_Written request_
Identify all lines below that hold "Ihnen" and collect them.

◇ ◇ ◇ ◇

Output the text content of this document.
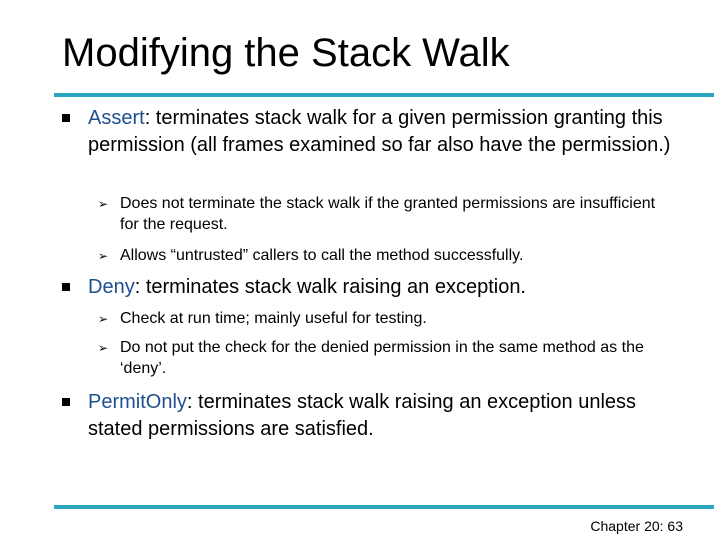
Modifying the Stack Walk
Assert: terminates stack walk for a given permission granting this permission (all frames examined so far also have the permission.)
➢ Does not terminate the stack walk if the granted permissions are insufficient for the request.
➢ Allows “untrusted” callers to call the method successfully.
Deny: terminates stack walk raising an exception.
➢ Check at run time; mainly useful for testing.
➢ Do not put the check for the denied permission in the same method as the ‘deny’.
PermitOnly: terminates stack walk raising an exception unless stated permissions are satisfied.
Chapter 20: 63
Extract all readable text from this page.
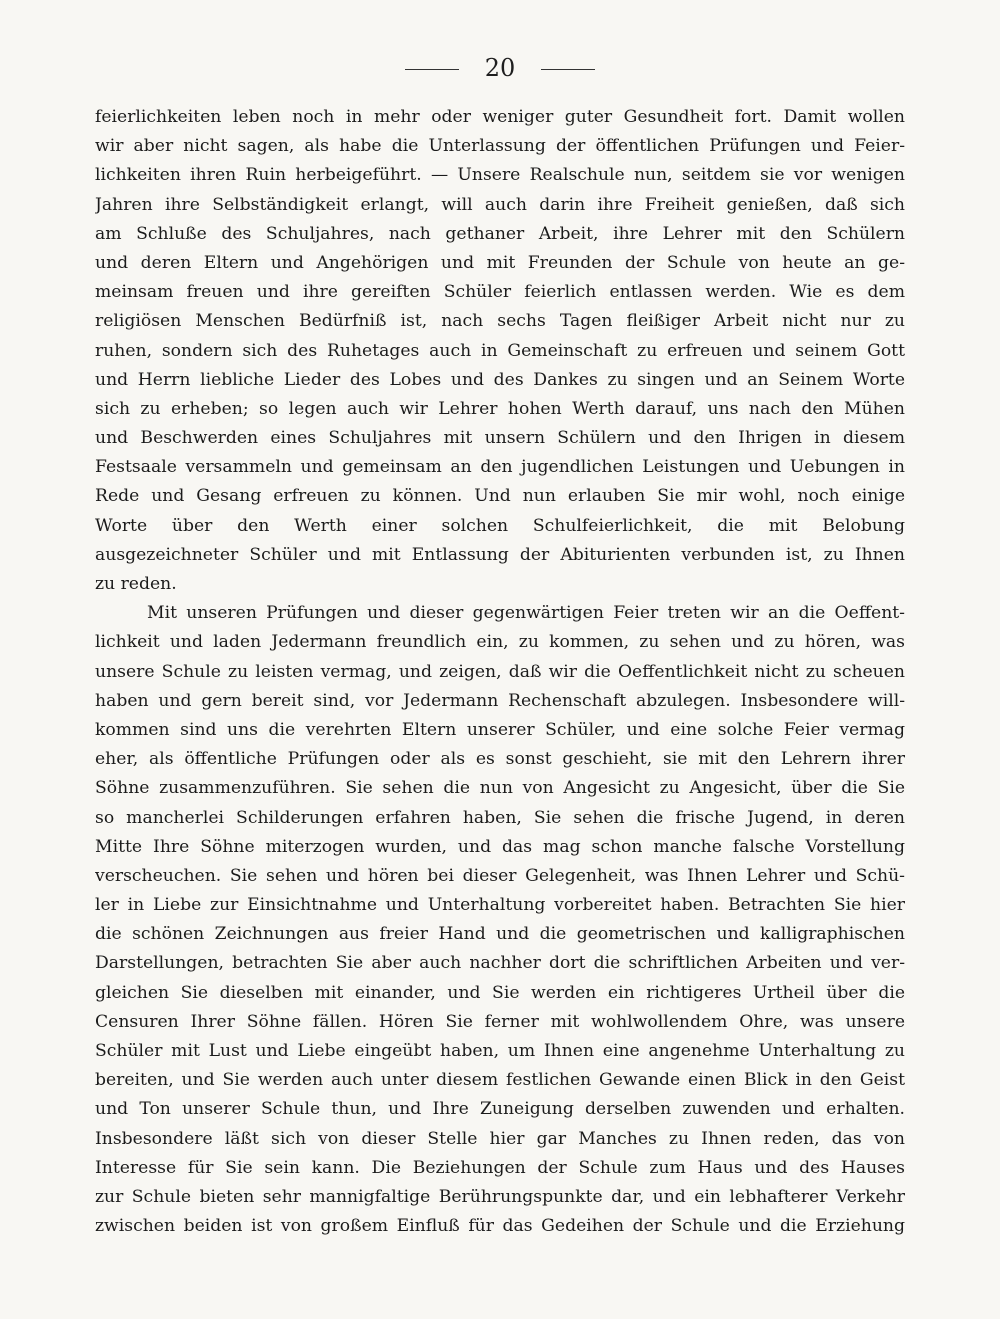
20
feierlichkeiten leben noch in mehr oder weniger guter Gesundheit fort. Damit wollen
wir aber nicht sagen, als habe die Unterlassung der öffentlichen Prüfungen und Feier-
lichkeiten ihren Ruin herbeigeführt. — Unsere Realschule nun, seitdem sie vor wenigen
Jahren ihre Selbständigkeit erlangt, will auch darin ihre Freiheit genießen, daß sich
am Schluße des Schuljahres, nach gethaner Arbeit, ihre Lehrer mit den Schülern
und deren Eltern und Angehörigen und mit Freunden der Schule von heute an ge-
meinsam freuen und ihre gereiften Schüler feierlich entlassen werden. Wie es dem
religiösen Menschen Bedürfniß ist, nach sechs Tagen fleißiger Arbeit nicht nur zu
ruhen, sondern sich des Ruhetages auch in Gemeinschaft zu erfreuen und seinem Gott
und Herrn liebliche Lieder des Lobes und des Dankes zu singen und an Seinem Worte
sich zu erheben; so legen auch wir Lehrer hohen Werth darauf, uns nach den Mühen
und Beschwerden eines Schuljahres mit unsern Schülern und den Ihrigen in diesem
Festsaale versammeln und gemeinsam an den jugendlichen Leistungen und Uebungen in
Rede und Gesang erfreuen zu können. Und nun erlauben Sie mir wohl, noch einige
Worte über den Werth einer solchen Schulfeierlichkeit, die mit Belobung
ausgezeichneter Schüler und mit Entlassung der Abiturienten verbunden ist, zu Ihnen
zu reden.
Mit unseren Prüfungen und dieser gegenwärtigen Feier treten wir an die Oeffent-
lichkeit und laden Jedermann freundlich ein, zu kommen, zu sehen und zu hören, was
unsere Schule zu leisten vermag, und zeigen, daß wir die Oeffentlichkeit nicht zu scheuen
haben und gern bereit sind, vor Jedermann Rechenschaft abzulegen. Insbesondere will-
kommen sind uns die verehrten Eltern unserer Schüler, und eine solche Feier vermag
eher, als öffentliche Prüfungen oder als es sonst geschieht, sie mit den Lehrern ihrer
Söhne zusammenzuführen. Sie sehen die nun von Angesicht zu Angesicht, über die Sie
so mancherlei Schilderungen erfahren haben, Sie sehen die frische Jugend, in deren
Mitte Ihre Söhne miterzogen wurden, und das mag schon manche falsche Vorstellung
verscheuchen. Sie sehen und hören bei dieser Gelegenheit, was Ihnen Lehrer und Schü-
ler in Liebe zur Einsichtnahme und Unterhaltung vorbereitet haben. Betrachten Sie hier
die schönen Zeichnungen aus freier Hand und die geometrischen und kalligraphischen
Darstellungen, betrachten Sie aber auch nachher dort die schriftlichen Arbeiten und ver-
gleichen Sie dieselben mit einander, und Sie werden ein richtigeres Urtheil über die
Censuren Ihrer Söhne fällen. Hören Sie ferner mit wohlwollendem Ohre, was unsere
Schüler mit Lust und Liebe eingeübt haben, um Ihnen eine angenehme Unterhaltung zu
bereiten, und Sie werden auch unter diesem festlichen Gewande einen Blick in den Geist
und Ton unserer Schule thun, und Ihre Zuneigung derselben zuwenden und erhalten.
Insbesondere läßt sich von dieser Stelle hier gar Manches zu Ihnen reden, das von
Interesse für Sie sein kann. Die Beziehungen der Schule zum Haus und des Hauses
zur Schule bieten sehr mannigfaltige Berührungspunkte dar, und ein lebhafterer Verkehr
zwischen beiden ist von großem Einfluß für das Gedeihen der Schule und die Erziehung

◇ ◇ ◇ ◇

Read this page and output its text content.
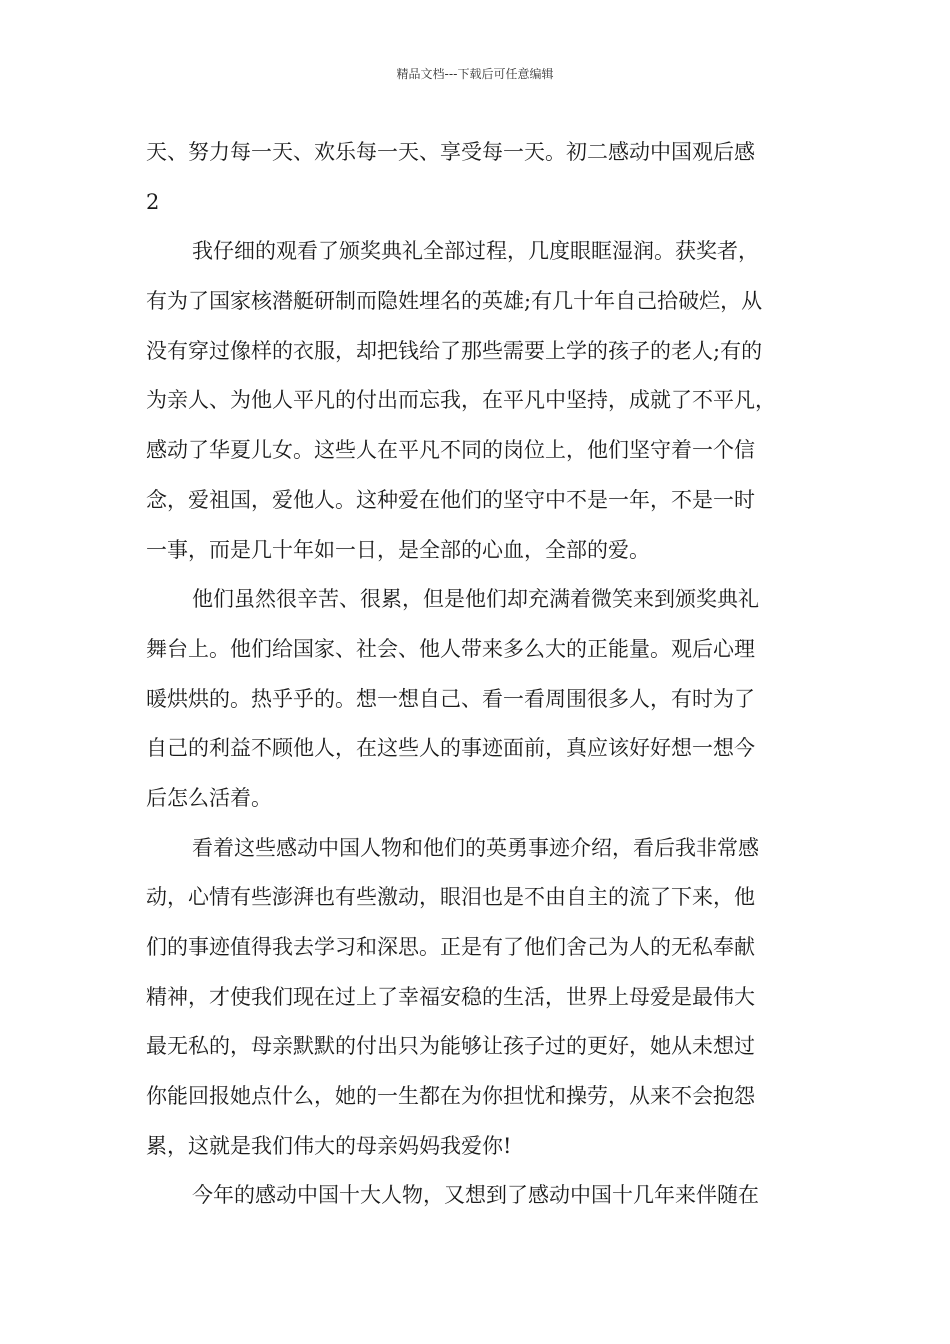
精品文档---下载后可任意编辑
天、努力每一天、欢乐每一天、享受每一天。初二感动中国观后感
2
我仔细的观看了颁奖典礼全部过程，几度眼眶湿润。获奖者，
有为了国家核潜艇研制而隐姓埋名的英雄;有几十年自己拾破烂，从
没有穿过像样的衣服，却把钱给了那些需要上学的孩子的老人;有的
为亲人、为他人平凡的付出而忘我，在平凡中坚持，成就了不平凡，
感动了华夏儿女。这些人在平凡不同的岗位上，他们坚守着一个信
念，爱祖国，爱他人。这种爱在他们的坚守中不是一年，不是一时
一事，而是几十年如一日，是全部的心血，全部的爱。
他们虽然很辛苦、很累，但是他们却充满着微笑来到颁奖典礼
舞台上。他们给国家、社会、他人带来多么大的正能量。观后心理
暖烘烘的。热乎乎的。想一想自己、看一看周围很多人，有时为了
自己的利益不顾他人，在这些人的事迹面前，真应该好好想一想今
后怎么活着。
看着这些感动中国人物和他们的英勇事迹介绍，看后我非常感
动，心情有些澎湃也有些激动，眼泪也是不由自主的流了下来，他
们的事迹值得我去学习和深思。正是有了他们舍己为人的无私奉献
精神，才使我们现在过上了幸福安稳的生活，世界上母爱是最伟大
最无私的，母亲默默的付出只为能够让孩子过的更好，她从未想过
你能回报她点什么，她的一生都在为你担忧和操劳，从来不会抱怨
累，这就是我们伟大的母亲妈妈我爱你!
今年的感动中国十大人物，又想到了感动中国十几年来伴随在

◇ ◇ ◇ ◇

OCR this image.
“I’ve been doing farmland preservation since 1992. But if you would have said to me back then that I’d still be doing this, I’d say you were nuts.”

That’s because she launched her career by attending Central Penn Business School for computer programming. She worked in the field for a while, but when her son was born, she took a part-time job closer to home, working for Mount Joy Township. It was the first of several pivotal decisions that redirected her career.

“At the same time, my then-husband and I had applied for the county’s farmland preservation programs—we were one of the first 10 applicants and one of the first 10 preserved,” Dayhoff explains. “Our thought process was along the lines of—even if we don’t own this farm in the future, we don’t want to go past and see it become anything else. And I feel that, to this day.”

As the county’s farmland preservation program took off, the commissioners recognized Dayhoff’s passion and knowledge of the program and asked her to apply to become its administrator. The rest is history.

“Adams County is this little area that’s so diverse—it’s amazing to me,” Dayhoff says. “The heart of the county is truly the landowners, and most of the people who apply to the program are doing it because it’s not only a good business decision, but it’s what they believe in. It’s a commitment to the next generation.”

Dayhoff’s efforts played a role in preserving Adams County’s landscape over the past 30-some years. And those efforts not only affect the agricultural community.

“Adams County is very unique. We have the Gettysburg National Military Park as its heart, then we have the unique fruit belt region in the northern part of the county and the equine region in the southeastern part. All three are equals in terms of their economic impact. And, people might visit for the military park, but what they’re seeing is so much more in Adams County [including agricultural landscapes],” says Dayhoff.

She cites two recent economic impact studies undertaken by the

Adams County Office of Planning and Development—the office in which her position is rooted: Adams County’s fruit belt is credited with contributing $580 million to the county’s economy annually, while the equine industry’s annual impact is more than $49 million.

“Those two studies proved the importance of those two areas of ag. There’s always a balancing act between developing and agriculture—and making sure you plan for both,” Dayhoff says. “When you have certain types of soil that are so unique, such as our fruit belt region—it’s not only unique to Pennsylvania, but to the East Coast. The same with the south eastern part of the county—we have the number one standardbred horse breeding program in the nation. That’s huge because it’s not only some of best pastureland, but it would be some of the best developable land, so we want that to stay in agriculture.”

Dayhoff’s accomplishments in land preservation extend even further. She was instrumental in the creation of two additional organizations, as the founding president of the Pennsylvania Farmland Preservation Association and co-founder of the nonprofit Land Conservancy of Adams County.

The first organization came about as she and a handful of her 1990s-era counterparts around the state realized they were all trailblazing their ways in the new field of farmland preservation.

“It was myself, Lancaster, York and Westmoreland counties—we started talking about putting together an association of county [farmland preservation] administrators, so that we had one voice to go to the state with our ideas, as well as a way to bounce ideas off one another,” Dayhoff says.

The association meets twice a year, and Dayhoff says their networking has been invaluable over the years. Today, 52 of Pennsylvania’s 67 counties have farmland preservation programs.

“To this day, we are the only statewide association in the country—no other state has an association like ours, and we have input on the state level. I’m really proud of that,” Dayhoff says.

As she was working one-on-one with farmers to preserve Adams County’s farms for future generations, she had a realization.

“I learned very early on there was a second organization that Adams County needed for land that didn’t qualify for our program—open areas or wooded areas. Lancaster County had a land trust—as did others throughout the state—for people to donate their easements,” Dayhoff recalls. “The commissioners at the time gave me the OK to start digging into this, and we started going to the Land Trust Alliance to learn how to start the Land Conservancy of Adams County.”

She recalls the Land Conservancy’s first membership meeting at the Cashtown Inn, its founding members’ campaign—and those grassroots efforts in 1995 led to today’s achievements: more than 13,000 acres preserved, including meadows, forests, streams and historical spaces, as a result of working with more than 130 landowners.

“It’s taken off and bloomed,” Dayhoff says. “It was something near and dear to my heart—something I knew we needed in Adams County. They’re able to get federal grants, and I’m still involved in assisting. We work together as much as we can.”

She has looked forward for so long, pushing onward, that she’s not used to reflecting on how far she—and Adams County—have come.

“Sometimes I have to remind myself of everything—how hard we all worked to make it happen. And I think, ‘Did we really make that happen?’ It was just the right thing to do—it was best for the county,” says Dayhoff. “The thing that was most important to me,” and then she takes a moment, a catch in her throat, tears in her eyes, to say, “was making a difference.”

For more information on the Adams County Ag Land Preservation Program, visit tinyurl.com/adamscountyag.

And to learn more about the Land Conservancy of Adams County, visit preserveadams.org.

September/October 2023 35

◇ ◇ ◇ ◇

_Reply_
ausgezeichneter Schüler und mit Entlassung der Abiturienten verbunden ist, zu Ihnen
verscheuchen. Sie sehen und hören bei dieser Gelegenheit, was Ihnen Lehrer und Schü-
Schüler mit Lust und Liebe eingeübt haben, um Ihnen eine angenehme Unterhaltung zu
Insbesondere läßt sich von dieser Stelle hier gar Manches zu Ihnen reden, das von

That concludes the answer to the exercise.